* [What to produce]:
Give the data again exactly as written, skipping any pictures.
········
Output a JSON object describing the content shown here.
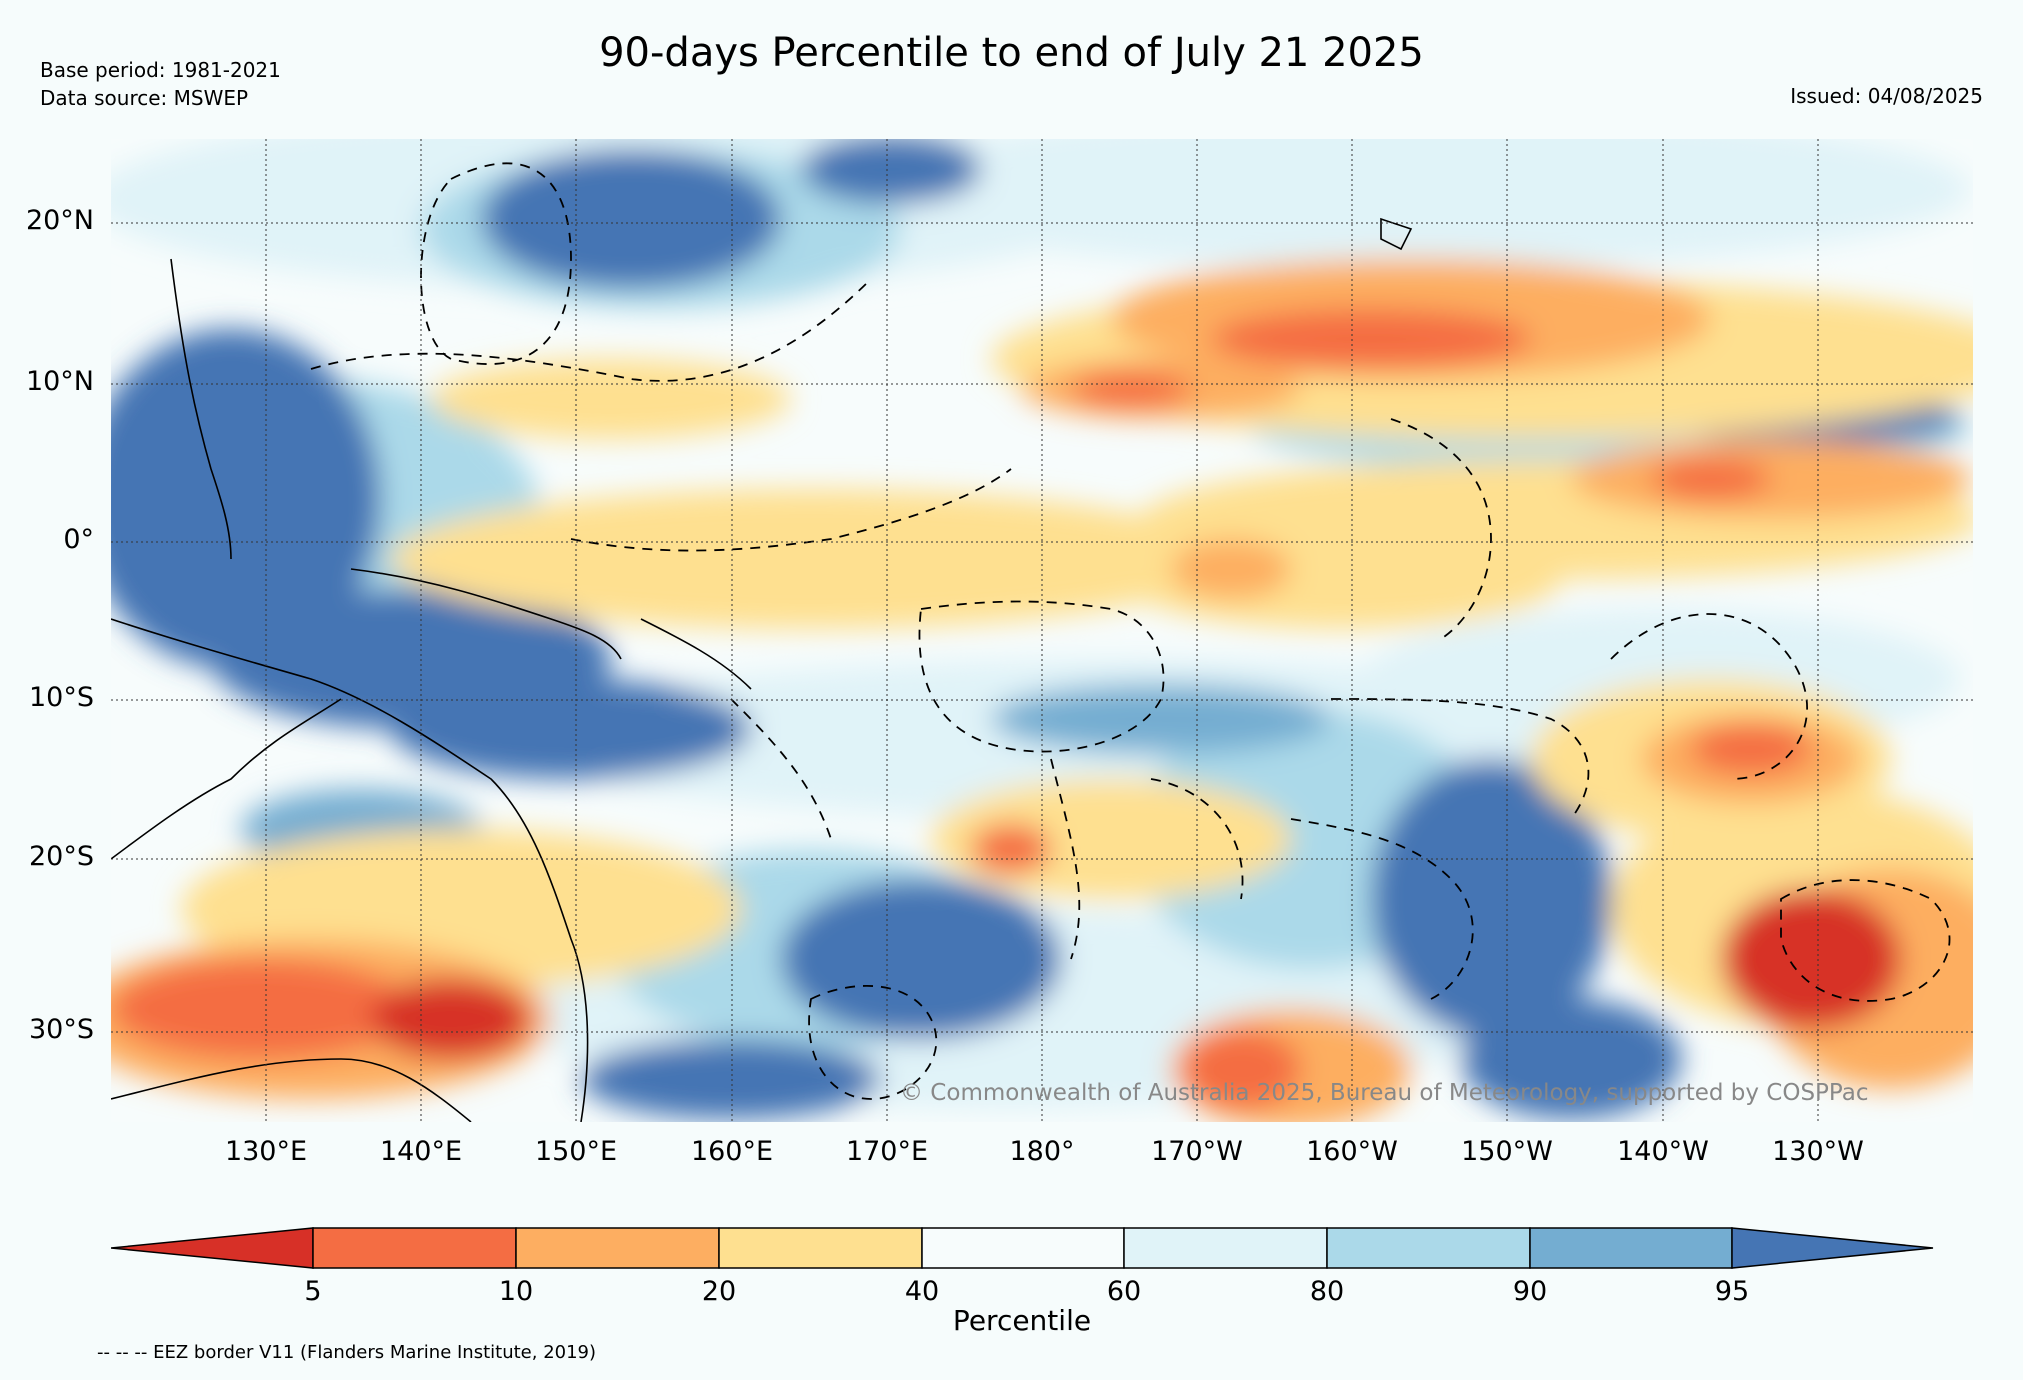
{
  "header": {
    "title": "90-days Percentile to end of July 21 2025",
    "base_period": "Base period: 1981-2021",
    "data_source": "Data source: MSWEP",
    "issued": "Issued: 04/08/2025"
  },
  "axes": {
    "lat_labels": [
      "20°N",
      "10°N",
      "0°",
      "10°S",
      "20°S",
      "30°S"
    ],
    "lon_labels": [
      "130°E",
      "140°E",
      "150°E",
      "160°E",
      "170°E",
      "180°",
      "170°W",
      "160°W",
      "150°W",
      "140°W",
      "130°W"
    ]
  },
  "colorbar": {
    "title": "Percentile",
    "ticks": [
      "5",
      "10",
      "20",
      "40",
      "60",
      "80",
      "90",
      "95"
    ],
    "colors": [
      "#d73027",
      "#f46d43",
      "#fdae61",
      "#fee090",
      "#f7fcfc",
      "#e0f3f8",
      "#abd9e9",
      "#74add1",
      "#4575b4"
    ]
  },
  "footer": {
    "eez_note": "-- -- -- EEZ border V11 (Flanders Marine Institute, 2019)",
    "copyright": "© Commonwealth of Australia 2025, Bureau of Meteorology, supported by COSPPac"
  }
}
········
* [Answer for this exercise]:
Output a JSON object describing the content shown here.
{
  "header": {
    "title": "90-days Percentile to end of July 21 2025",
    "base_period": "Base period: 1981-2021",
    "data_source": "Data source: MSWEP",
    "issued": "Issued: 04/08/2025"
  },
  "axes": {
    "lat_labels": [
      "20°N",
      "10°N",
      "0°",
      "10°S",
      "20°S",
      "30°S"
    ],
    "lon_labels": [
      "130°E",
      "140°E",
      "150°E",
      "160°E",
      "170°E",
      "180°",
      "170°W",
      "160°W",
      "150°W",
      "140°W",
      "130°W"
    ]
  },
  "colorbar": {
    "title": "Percentile",
    "ticks": [
      "5",
      "10",
      "20",
      "40",
      "60",
      "80",
      "90",
      "95"
    ],
    "colors": [
      "#d73027",
      "#f46d43",
      "#fdae61",
      "#fee090",
      "#f7fcfc",
      "#e0f3f8",
      "#abd9e9",
      "#74add1",
      "#4575b4"
    ]
  },
  "footer": {
    "eez_note": "-- -- -- EEZ border V11 (Flanders Marine Institute, 2019)",
    "copyright": "© Commonwealth of Australia 2025, Bureau of Meteorology, supported by COSPPac"
  }
}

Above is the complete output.